YOUR OBJECTIVE: Copy every line of the following data that includes the string "الإمام".
* start TASK MATERIAL *
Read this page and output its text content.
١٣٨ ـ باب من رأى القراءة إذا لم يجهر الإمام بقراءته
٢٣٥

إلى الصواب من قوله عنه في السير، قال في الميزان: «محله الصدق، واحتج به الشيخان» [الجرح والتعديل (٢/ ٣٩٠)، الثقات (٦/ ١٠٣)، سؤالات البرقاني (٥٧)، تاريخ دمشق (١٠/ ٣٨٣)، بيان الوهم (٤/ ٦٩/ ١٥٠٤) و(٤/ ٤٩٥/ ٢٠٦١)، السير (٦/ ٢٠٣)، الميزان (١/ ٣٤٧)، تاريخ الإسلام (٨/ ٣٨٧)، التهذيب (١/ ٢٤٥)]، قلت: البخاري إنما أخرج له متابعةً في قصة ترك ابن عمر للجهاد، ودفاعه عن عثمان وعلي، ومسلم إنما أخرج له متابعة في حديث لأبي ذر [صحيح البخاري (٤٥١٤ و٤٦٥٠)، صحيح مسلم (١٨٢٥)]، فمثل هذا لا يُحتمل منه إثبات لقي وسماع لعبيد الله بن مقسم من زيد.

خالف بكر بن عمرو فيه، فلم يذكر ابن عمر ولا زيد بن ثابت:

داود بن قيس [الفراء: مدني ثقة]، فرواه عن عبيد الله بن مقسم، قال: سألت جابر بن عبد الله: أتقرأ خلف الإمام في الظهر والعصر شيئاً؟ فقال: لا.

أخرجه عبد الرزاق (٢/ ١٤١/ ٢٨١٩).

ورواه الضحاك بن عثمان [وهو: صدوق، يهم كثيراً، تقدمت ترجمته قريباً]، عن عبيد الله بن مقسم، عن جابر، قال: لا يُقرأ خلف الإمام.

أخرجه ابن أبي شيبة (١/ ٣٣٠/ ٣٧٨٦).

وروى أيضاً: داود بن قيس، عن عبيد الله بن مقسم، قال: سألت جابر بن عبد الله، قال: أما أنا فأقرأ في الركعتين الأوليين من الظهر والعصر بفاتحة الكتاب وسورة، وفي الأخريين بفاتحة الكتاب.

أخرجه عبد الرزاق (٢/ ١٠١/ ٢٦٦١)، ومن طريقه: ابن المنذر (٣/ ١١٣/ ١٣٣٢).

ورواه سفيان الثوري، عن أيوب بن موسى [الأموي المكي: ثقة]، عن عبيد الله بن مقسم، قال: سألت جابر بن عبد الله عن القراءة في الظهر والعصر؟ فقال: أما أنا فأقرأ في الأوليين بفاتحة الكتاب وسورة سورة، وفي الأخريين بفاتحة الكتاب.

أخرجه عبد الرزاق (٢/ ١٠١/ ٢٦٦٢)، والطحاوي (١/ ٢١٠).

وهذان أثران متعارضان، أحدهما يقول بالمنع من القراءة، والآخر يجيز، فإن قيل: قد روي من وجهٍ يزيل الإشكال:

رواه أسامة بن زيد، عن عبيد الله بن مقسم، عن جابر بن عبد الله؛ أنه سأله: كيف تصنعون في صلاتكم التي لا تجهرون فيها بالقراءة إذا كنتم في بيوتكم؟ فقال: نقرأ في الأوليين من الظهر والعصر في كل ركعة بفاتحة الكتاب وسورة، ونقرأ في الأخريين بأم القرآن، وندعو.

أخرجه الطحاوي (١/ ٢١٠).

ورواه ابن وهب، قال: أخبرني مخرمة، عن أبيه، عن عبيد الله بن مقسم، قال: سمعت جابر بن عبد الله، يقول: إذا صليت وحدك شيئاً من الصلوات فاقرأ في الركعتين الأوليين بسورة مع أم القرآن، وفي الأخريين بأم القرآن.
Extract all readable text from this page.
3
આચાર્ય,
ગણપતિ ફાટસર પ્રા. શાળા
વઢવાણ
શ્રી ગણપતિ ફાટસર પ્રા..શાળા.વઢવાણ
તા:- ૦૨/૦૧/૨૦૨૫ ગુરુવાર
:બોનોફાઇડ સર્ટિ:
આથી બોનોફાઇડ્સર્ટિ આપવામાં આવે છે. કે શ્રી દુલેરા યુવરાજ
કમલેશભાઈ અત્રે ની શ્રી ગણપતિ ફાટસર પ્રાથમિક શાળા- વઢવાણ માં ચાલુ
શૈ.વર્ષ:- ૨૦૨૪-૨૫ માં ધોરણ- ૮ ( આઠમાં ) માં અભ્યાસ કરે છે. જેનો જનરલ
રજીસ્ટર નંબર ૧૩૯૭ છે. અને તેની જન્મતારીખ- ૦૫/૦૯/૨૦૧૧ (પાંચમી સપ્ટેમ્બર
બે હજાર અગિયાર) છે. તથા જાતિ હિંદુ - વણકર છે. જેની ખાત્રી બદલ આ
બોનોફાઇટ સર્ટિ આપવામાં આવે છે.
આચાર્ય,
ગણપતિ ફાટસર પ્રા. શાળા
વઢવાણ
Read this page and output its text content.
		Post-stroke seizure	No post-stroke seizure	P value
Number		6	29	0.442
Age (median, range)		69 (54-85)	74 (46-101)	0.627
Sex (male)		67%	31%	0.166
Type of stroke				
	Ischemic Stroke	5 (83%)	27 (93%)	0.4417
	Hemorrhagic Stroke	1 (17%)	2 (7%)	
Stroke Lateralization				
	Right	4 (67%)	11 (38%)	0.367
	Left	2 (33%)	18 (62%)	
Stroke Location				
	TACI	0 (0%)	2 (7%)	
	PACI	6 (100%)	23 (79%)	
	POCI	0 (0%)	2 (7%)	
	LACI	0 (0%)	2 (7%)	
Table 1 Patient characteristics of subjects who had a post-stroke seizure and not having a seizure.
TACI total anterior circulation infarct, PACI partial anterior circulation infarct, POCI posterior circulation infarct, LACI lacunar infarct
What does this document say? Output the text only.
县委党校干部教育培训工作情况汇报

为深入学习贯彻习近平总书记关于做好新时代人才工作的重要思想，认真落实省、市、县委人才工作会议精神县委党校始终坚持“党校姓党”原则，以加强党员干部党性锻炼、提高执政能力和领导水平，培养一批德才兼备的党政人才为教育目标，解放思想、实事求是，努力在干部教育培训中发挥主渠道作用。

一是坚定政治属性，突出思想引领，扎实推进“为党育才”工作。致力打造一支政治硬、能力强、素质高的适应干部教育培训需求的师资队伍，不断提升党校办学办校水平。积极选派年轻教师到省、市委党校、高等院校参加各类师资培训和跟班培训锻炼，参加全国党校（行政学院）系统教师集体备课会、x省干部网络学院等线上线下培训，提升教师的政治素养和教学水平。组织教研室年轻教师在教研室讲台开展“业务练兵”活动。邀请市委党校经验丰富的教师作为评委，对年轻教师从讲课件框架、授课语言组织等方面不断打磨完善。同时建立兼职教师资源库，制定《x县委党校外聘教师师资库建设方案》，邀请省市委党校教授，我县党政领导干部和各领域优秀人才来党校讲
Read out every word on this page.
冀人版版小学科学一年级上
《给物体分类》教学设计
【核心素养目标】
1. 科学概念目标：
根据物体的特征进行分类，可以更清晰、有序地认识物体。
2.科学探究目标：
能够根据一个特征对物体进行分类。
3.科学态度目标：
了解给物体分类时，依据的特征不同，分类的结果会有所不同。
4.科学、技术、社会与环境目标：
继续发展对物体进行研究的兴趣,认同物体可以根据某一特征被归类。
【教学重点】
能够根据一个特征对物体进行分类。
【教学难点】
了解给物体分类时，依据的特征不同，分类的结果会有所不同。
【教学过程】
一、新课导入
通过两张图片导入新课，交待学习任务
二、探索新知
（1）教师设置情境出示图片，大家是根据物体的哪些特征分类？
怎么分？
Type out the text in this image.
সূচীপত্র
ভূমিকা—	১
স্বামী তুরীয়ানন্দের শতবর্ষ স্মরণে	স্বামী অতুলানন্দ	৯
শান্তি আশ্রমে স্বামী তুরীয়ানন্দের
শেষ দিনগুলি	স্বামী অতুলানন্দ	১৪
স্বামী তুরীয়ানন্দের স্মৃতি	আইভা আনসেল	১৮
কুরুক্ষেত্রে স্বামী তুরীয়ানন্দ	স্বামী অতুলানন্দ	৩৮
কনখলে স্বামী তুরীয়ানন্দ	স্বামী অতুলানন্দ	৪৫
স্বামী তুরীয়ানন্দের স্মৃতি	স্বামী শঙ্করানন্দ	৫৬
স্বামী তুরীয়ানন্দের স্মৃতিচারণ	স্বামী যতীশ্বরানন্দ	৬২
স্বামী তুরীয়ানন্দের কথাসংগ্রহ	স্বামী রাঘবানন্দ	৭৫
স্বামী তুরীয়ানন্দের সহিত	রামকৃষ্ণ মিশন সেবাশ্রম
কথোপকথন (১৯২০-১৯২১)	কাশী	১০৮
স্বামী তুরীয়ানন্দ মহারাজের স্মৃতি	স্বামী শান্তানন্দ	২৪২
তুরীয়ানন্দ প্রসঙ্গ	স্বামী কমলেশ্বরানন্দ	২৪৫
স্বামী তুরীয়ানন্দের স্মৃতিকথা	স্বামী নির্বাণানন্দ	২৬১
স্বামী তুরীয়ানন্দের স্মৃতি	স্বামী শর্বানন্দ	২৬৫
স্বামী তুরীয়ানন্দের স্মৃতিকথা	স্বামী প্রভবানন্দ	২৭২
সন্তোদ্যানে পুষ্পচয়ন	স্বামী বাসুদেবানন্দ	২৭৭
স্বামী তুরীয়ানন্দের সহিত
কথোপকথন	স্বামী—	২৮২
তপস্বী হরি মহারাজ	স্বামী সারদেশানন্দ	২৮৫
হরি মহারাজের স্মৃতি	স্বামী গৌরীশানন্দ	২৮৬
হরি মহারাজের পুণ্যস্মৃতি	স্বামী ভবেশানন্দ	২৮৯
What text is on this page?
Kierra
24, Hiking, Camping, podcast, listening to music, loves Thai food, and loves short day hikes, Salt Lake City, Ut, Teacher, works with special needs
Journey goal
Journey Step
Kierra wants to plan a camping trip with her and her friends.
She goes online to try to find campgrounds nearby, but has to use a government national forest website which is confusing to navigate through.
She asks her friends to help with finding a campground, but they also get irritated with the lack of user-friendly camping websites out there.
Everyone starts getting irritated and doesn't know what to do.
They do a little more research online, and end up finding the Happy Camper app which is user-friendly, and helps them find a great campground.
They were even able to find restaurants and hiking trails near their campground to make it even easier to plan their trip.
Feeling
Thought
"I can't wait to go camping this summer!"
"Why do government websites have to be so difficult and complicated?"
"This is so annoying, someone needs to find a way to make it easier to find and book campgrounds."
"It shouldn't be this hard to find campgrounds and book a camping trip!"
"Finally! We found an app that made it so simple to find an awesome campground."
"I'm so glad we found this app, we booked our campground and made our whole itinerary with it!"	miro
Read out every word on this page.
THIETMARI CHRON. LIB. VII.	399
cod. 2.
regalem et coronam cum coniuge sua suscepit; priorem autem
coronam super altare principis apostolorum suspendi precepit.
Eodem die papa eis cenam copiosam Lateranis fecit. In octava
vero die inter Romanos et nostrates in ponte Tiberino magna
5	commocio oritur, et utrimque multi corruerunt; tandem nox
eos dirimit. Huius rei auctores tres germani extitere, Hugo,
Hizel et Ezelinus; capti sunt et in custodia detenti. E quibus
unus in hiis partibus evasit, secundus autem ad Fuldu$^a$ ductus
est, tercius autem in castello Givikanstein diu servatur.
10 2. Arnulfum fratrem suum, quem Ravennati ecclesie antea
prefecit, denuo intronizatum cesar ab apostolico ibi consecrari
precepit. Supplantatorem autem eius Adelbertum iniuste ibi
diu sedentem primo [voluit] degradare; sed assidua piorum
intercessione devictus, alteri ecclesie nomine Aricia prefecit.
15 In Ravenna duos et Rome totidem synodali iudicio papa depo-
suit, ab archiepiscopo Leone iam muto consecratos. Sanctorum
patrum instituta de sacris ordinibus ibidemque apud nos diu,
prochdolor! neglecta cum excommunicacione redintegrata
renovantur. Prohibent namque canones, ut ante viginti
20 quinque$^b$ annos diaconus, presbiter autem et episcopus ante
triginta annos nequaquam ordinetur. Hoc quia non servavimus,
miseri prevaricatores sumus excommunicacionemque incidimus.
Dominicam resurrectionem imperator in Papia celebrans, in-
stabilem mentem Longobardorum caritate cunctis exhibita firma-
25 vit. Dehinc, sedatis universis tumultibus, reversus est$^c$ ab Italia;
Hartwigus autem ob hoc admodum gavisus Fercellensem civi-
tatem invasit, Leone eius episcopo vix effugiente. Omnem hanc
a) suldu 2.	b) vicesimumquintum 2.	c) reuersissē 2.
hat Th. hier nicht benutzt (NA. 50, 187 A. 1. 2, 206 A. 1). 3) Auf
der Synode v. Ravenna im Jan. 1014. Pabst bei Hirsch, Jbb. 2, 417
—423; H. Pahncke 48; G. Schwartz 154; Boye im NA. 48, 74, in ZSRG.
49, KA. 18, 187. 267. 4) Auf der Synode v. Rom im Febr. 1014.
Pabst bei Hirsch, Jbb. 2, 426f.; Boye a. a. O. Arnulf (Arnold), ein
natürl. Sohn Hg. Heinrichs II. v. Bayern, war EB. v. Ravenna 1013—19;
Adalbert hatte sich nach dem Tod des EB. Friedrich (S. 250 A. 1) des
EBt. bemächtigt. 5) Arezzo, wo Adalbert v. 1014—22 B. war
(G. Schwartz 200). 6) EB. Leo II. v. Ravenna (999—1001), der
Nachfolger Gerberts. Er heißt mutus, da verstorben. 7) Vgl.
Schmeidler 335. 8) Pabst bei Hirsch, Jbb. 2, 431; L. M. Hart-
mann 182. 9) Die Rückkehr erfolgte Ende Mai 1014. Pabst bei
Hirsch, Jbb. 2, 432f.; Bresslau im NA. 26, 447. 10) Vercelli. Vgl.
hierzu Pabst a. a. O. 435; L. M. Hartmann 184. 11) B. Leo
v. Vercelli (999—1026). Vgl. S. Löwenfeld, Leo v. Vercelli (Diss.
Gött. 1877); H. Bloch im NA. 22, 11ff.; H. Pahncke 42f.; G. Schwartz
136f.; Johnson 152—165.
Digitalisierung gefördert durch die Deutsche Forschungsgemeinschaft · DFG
* end TASK MATERIAL *
TASK OUTPUT:
١٣٨ ـ باب من رأى القراءة إذا لم يجهر الإمام بقراءته
داود بن قيس [الفراء: مدني ثقة]، فرواه عن عبيد الله بن مقسم، قال: سألت جابر بن عبد الله: أتقرأ خلف الإمام في الظهر والعصر شيئاً؟ فقال: لا.
ورواه الضحاك بن عثمان [وهو: صدوق، يهم كثيراً، تقدمت ترجمته قريباً]، عن عبيد الله بن مقسم، عن جابر، قال: لا يُقرأ خلف الإمام.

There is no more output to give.